Copy out all lines where "jingga" appears.
★ ★ ★ ★ ★
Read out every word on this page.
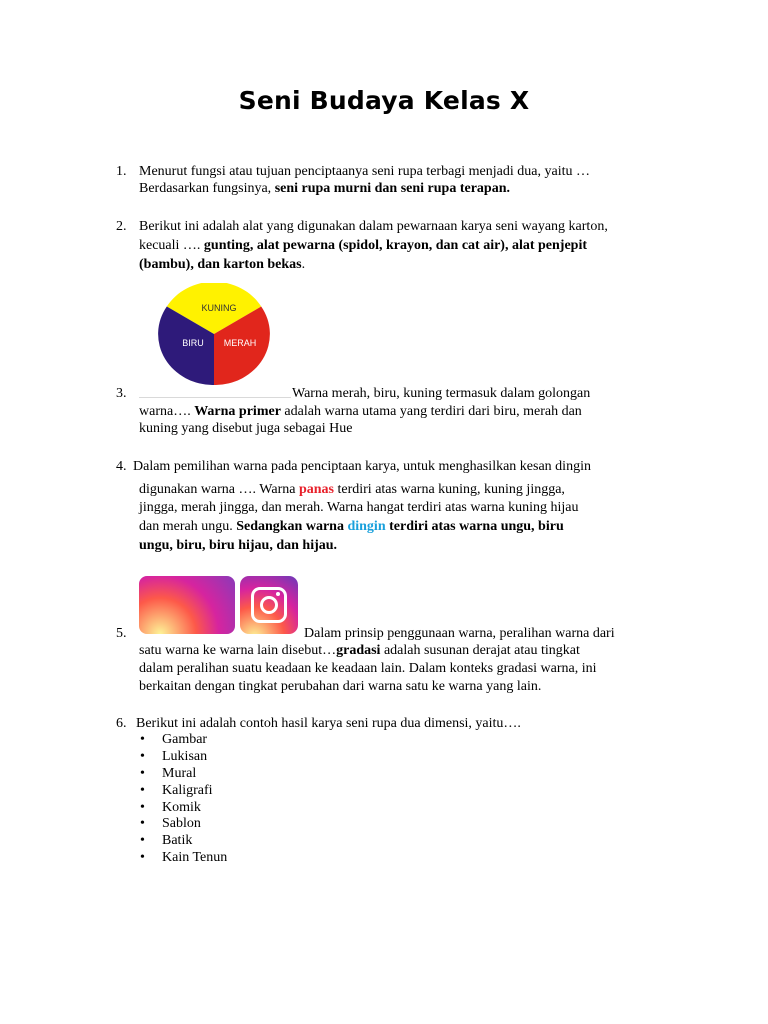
Seni Budaya Kelas X
1. Menurut fungsi atau tujuan penciptaanya seni rupa terbagi menjadi dua, yaitu …
Berdasarkan fungsinya, seni rupa murni dan seni rupa terapan.
2. Berikut ini adalah alat yang digunakan dalam pewarnaan karya seni wayang karton,
kecuali …. gunting, alat pewarna (spidol, krayon, dan cat air), alat penjepit
(bambu), dan karton bekas.
KUNING
BIRU MERAH
3.	Warna merah, biru, kuning termasuk dalam golongan
warna…. Warna primer adalah warna utama yang terdiri dari biru, merah dan
kuning yang disebut juga sebagai Hue
4. Dalam pemilihan warna pada penciptaan karya, untuk menghasilkan kesan dingin
digunakan warna …. Warna panas terdiri atas warna kuning, kuning jingga,
jingga, merah jingga, dan merah. Warna hangat terdiri atas warna kuning hijau
dan merah ungu. Sedangkan warna dingin terdiri atas warna ungu, biru
ungu, biru, biru hijau, dan hijau.
5.	Dalam prinsip penggunaan warna, peralihan warna dari
satu warna ke warna lain disebut…gradasi adalah susunan derajat atau tingkat
dalam peralihan suatu keadaan ke keadaan lain. Dalam konteks gradasi warna, ini
berkaitan dengan tingkat perubahan dari warna satu ke warna yang lain.
6. Berikut ini adalah contoh hasil karya seni rupa dua dimensi, yaitu….
• Gambar
• Lukisan
• Mural
• Kaligrafi
• Komik
• Sablon
• Batik
• Kain Tenun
★ ★ ★ ★ ★
■ EXERCISE RESULT:
digunakan warna …. Warna panas terdiri atas warna kuning, kuning jingga,
jingga, merah jingga, dan merah. Warna hangat terdiri atas warna kuning hijau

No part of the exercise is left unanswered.